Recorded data
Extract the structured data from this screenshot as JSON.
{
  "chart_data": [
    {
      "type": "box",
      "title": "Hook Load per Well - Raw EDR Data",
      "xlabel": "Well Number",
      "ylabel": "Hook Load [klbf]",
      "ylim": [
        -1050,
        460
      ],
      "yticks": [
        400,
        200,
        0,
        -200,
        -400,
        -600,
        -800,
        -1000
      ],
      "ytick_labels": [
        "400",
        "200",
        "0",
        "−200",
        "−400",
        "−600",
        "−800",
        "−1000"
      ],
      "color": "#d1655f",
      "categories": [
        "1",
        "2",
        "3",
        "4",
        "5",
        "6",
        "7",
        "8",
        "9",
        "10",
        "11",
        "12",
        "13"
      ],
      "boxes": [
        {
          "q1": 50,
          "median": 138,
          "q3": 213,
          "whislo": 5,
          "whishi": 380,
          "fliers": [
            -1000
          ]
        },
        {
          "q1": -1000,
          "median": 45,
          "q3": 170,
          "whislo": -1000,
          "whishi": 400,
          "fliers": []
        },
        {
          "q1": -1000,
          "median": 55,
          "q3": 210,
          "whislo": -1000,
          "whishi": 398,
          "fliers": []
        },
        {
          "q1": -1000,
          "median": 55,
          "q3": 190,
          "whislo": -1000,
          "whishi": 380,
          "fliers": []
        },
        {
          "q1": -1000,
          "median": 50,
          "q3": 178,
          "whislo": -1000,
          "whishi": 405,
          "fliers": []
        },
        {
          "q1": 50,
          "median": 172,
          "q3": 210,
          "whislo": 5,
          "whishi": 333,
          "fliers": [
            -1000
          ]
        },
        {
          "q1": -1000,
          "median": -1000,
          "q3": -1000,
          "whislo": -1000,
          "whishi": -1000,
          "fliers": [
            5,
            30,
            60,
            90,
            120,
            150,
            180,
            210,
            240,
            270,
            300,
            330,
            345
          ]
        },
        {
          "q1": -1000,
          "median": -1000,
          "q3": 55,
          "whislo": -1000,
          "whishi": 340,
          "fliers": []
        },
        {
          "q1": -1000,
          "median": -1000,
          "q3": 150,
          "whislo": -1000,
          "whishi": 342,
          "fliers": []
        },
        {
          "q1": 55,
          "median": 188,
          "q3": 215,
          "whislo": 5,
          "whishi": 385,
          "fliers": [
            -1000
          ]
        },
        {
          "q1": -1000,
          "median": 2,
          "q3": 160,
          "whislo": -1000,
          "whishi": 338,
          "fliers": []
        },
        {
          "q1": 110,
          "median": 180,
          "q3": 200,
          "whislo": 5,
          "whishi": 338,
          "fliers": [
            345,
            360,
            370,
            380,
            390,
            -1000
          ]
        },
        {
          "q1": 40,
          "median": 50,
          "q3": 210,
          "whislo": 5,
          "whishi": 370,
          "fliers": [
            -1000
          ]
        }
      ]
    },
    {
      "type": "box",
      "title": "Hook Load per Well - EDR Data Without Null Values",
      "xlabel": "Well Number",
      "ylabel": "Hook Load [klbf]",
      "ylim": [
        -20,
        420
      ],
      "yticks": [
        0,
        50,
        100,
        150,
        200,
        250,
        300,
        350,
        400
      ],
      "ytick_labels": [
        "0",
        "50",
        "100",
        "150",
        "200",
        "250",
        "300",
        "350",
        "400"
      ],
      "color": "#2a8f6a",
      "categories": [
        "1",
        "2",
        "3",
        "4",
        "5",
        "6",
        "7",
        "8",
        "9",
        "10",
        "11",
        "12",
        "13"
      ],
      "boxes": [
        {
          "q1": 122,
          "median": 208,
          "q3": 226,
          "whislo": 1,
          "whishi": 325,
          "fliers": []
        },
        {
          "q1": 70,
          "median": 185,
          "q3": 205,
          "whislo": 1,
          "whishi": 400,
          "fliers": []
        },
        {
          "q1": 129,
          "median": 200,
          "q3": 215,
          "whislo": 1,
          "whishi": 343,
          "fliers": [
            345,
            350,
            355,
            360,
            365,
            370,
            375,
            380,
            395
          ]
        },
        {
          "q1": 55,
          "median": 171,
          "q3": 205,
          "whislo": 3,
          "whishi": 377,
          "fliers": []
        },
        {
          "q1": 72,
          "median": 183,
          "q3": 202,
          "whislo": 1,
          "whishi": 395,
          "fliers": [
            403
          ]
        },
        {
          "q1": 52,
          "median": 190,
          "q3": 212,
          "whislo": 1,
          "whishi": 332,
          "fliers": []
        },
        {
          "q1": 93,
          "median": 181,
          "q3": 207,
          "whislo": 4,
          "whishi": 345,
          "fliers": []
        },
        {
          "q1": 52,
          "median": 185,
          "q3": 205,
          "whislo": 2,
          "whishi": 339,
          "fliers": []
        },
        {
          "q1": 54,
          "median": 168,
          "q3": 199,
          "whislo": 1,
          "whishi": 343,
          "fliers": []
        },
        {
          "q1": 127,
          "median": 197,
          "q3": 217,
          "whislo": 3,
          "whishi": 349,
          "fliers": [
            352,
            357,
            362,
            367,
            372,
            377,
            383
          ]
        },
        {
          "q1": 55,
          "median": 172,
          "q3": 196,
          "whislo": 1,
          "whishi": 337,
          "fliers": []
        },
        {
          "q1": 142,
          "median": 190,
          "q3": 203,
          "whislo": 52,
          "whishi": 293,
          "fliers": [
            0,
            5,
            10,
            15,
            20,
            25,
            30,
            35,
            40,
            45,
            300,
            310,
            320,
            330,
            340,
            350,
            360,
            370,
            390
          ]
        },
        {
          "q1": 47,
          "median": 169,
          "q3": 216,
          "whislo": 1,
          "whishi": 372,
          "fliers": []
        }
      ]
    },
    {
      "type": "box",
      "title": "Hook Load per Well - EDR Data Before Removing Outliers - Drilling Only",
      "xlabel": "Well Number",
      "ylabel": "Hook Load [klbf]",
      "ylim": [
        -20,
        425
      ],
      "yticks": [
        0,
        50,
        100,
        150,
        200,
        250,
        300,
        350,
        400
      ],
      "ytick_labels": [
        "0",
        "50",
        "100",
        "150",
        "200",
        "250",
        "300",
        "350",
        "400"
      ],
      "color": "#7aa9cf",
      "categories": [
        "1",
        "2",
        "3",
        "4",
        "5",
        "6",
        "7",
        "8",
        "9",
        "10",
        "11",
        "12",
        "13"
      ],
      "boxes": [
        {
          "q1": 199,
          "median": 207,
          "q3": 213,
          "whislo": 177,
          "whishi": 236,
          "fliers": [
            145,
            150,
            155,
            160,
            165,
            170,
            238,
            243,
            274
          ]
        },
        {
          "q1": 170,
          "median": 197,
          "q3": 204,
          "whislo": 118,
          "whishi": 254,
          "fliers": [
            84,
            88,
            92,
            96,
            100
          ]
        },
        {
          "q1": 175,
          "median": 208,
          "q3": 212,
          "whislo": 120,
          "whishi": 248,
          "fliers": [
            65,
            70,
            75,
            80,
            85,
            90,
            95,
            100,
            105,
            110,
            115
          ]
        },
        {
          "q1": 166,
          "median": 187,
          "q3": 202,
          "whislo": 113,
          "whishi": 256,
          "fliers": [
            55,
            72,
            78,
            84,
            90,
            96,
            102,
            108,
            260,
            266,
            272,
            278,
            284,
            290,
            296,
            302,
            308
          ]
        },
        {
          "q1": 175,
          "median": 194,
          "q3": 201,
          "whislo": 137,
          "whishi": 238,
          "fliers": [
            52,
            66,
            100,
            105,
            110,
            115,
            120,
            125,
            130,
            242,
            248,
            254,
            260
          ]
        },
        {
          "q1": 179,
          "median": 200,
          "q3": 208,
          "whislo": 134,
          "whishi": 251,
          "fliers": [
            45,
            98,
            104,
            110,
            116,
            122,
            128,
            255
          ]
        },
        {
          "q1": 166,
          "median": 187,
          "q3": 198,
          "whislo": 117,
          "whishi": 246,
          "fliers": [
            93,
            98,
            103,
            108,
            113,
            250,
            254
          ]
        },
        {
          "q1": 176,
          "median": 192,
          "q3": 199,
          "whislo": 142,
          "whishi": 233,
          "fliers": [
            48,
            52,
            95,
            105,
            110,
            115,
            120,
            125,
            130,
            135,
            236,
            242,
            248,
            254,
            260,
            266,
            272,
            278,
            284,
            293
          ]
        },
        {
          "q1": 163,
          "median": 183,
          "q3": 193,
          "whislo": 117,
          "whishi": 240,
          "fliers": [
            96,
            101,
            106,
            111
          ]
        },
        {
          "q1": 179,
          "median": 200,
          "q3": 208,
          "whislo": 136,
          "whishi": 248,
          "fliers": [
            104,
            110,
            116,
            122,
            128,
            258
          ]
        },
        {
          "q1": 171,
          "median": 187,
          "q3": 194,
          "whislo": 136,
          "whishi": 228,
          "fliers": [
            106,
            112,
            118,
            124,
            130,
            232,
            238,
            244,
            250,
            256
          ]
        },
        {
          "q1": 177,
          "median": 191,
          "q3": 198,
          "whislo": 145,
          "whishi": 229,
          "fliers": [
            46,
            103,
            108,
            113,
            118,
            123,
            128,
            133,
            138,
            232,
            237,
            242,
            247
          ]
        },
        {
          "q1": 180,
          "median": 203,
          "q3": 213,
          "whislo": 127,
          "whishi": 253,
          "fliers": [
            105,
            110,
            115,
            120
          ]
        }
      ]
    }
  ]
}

▶ _AIM_
Copy out each line of the data where the string "color" appears.

▶ _OUTPUT OF THE EXERCISE_
      "color": "#d1655f",
      "color": "#2a8f6a",
      "color": "#7aa9cf",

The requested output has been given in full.